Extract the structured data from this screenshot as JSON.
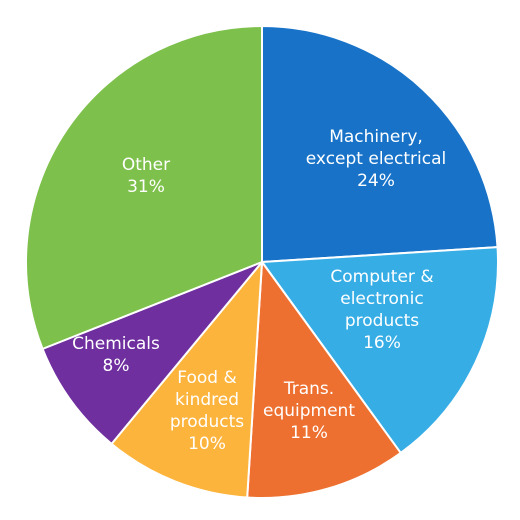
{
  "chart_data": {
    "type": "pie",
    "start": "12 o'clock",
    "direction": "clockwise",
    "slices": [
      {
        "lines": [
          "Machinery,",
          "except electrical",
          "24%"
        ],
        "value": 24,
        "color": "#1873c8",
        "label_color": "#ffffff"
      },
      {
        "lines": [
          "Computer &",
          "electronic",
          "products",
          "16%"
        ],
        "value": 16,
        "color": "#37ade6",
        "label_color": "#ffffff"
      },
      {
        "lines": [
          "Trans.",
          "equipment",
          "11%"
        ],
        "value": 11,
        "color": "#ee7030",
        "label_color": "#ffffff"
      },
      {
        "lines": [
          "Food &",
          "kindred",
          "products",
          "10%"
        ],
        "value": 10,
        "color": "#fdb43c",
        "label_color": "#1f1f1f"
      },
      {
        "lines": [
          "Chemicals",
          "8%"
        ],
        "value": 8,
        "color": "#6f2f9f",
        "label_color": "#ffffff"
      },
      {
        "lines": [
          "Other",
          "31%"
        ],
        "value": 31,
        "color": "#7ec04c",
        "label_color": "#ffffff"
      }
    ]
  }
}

:::

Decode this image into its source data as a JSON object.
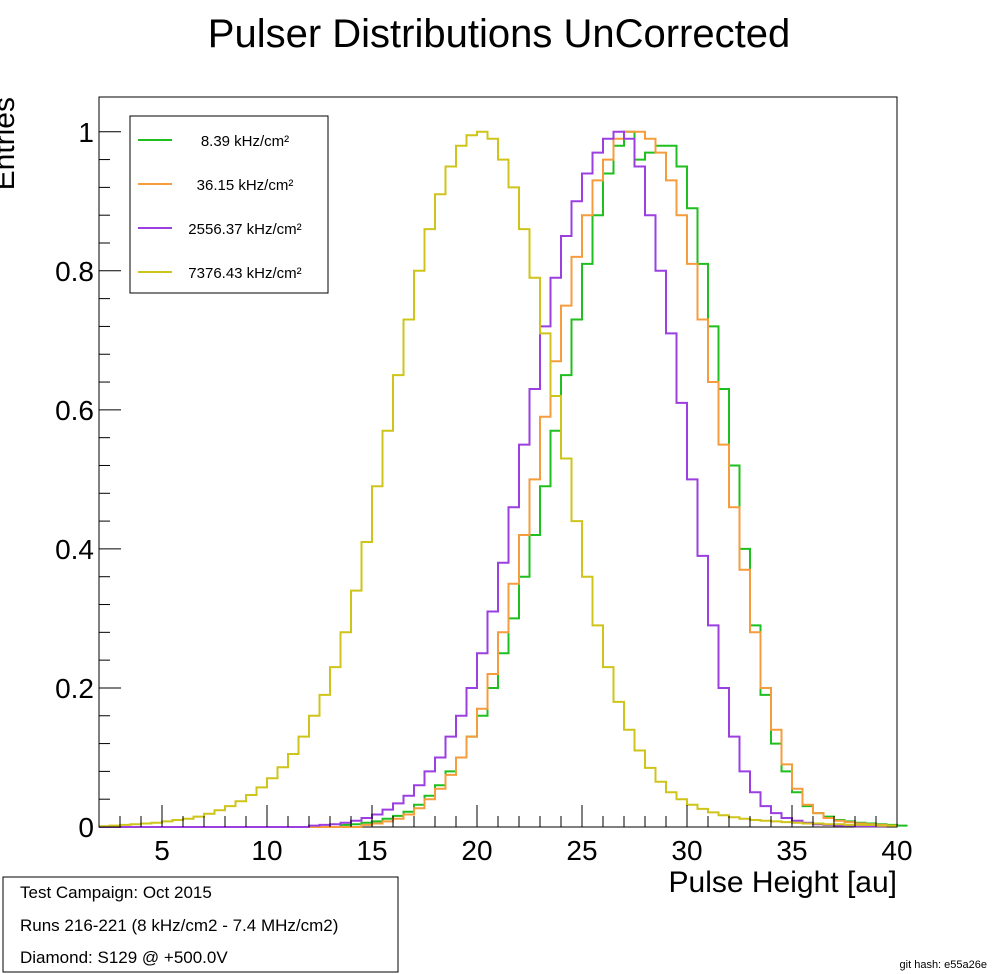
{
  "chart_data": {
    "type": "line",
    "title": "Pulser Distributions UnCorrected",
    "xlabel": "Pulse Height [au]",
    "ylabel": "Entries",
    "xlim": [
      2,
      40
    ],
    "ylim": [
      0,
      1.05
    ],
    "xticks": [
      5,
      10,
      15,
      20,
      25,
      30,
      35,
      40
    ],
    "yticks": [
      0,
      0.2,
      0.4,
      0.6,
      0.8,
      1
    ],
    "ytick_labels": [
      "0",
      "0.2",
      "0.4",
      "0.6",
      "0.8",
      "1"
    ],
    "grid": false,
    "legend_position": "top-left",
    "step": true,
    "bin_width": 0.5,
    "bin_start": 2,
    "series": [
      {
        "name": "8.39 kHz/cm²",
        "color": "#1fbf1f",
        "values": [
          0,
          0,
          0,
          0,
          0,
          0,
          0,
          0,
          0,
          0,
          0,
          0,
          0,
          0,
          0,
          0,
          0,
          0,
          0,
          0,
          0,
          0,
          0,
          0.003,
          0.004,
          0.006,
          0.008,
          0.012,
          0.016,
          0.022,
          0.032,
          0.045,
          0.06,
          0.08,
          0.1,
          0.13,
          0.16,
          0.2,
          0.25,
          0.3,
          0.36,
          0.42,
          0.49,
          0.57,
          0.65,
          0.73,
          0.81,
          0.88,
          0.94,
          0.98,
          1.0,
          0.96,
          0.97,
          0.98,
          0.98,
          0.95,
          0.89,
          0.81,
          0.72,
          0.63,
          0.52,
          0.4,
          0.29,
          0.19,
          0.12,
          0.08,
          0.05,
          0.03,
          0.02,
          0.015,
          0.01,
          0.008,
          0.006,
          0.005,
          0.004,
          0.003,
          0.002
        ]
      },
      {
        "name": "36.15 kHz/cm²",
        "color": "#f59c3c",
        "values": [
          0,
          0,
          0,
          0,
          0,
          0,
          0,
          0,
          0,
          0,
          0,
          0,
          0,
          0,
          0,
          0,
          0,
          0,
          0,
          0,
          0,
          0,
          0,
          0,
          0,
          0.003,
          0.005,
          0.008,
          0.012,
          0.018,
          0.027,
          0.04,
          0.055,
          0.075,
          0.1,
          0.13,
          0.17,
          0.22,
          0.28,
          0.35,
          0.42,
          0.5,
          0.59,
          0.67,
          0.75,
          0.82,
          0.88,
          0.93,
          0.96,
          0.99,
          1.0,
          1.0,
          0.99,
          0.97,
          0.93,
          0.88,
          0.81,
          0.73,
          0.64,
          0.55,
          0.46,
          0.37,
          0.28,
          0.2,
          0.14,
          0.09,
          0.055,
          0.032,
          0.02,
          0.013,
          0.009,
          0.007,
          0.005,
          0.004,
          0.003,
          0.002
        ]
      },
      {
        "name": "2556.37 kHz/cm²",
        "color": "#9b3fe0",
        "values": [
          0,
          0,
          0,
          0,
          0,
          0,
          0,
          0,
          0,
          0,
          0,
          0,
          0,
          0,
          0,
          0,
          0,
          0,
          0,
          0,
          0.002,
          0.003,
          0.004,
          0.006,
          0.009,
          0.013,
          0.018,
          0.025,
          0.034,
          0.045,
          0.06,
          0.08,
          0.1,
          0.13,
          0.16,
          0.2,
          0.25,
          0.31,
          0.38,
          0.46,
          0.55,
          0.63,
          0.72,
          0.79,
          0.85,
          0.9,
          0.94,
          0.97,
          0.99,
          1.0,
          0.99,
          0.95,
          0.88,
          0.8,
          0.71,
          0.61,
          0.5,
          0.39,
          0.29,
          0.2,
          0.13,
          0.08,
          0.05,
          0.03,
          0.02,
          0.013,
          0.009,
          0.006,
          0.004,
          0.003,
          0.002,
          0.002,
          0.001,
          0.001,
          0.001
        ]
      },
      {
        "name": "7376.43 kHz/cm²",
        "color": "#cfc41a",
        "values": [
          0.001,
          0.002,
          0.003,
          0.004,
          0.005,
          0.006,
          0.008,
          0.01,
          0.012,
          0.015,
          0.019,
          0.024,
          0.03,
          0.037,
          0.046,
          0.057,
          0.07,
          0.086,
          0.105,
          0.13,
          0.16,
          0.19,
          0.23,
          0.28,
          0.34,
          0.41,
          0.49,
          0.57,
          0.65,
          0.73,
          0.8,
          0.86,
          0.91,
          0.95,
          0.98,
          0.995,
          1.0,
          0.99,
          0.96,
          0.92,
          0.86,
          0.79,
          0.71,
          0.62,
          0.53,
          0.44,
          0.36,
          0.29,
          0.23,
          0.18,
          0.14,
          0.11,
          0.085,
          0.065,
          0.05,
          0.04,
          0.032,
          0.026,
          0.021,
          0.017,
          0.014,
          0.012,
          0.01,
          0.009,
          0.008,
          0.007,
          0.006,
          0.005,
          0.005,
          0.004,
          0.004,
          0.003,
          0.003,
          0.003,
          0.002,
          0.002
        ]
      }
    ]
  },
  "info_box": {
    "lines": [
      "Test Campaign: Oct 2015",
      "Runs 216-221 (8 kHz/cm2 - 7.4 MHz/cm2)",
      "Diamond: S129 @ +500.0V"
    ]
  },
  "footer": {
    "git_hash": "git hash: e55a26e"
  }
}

:::

== Goal ==
Report each line in the preceding entries that holds the string "JSON".

== Response for this exercise ==
Extract the structured data from this screenshot as JSON.
Decode this image into its source data as a JSON object.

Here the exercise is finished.